§ Required task
Could you write out every record below exactly, leaving out any pictures?

Extracted data entries:
★ ★ ★ ★ ★

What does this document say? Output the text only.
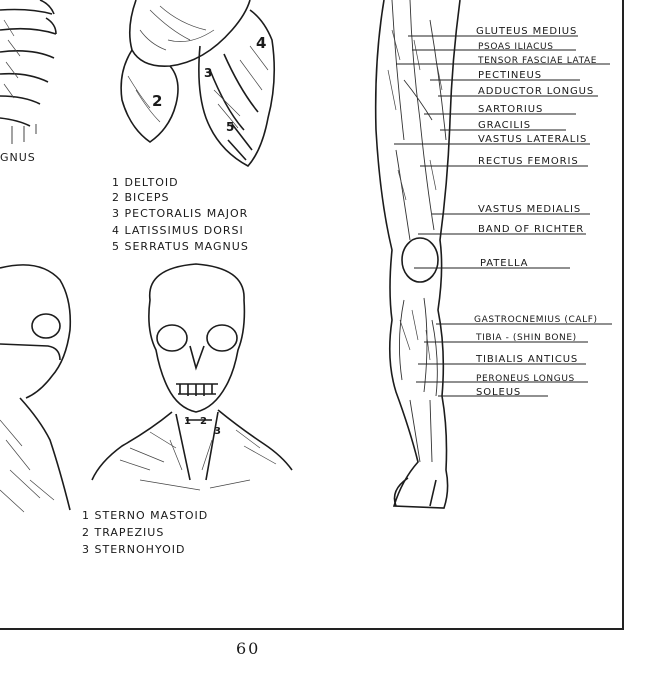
GNUS
2
3
4
5
1 DELTOID
2 BICEPS
3 PECTORALIS MAJOR
4 LATISSIMUS DORSI
5 SERRATUS MAGNUS
1 2
3
1 STERNO MASTOID
2 TRAPEZIUS
3 STERNOHYOID
GLUTEUS MEDIUS
PSOAS ILIACUS
TENSOR FASCIAE LATAE
PECTINEUS
ADDUCTOR LONGUS
SARTORIUS
GRACILIS
VASTUS LATERALIS
RECTUS FEMORIS
VASTUS MEDIALIS
BAND OF RICHTER
PATELLA
GASTROCNEMIUS (CALF)
TIBIA - (SHIN BONE)
TIBIALIS ANTICUS
PERONEUS LONGUS
SOLEUS
60
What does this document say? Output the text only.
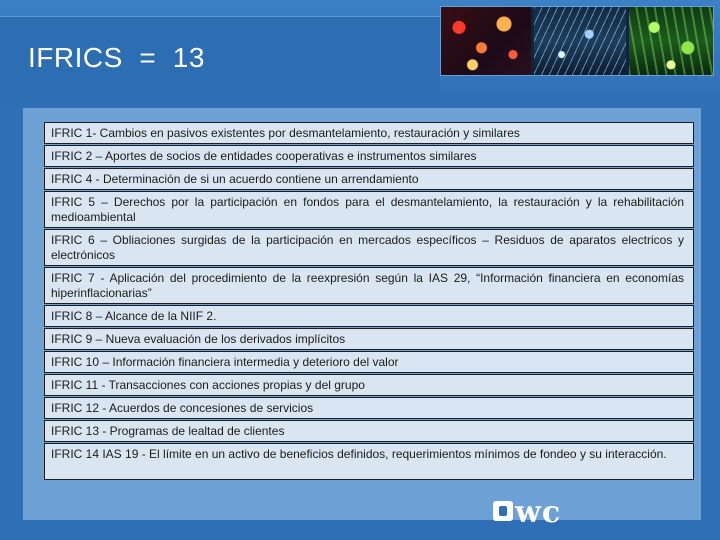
IFRICS  =  13
IFRIC 1- Cambios en pasivos existentes por desmantelamiento, restauración y similares
IFRIC 2 – Aportes de socios de entidades cooperativas e instrumentos similares
IFRIC 4 - Determinación de si un acuerdo contiene un arrendamiento
IFRIC 5 – Derechos por la participación en fondos para el desmantelamiento, la restauración y la rehabilitación medioambiental
IFRIC 6 – Obliaciones surgidas de la participación en mercados específicos – Residuos de aparatos electricos y electrónicos
IFRIC 7 - Aplicación del procedimiento de la reexpresión según la IAS 29, “Información financiera en economías hiperinflacionarias”
IFRIC 8 – Alcance de la NIIF 2.
IFRIC 9 – Nueva evaluación de los derivados implícitos
IFRIC 10 – Información financiera intermedia y deterioro del valor
IFRIC 11 - Transacciones con acciones propias y del grupo
IFRIC 12 - Acuerdos de concesiones de servicios
IFRIC 13 - Programas de lealtad de clientes
IFRIC 14 IAS 19 - El límite en un activo de beneficios definidos, requerimientos mínimos de fondeo y su interacción.
wc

★ ★ ★ ★ ★

§ Finished task
What does this document say? Output the text only.
GNUS
2
3
4
5
1 DELTOID
2 BICEPS
3 PECTORALIS MAJOR
4 LATISSIMUS DORSI
5 SERRATUS MAGNUS
1 2
3
1 STERNO MASTOID
2 TRAPEZIUS
3 STERNOHYOID
GLUTEUS MEDIUS
PSOAS ILIACUS
TENSOR FASCIAE LATAE
PECTINEUS
ADDUCTOR LONGUS
SARTORIUS
GRACILIS
VASTUS LATERALIS
RECTUS FEMORIS
VASTUS MEDIALIS
BAND OF RICHTER
PATELLA
GASTROCNEMIUS (CALF)
TIBIA - (SHIN BONE)
TIBIALIS ANTICUS
PERONEUS LONGUS
SOLEUS
60
What does this document say? Output the text only.
IFRICS  =  13
IFRIC 1- Cambios en pasivos existentes por desmantelamiento, restauración y similares
IFRIC 2 – Aportes de socios de entidades cooperativas e instrumentos similares
IFRIC 4 - Determinación de si un acuerdo contiene un arrendamiento
IFRIC 5 – Derechos por la participación en fondos para el desmantelamiento, la restauración y la rehabilitación medioambiental
IFRIC 6 – Obliaciones surgidas de la participación en mercados específicos – Residuos de aparatos electricos y electrónicos
IFRIC 7 - Aplicación del procedimiento de la reexpresión según la IAS 29, “Información financiera en economías hiperinflacionarias”
IFRIC 8 – Alcance de la NIIF 2.
IFRIC 9 – Nueva evaluación de los derivados implícitos
IFRIC 10 – Información financiera intermedia y deterioro del valor
IFRIC 11 - Transacciones con acciones propias y del grupo
IFRIC 12 - Acuerdos de concesiones de servicios
IFRIC 13 - Programas de lealtad de clientes
IFRIC 14 IAS 19 - El límite en un activo de beneficios definidos, requerimientos mínimos de fondeo y su interacción.
wc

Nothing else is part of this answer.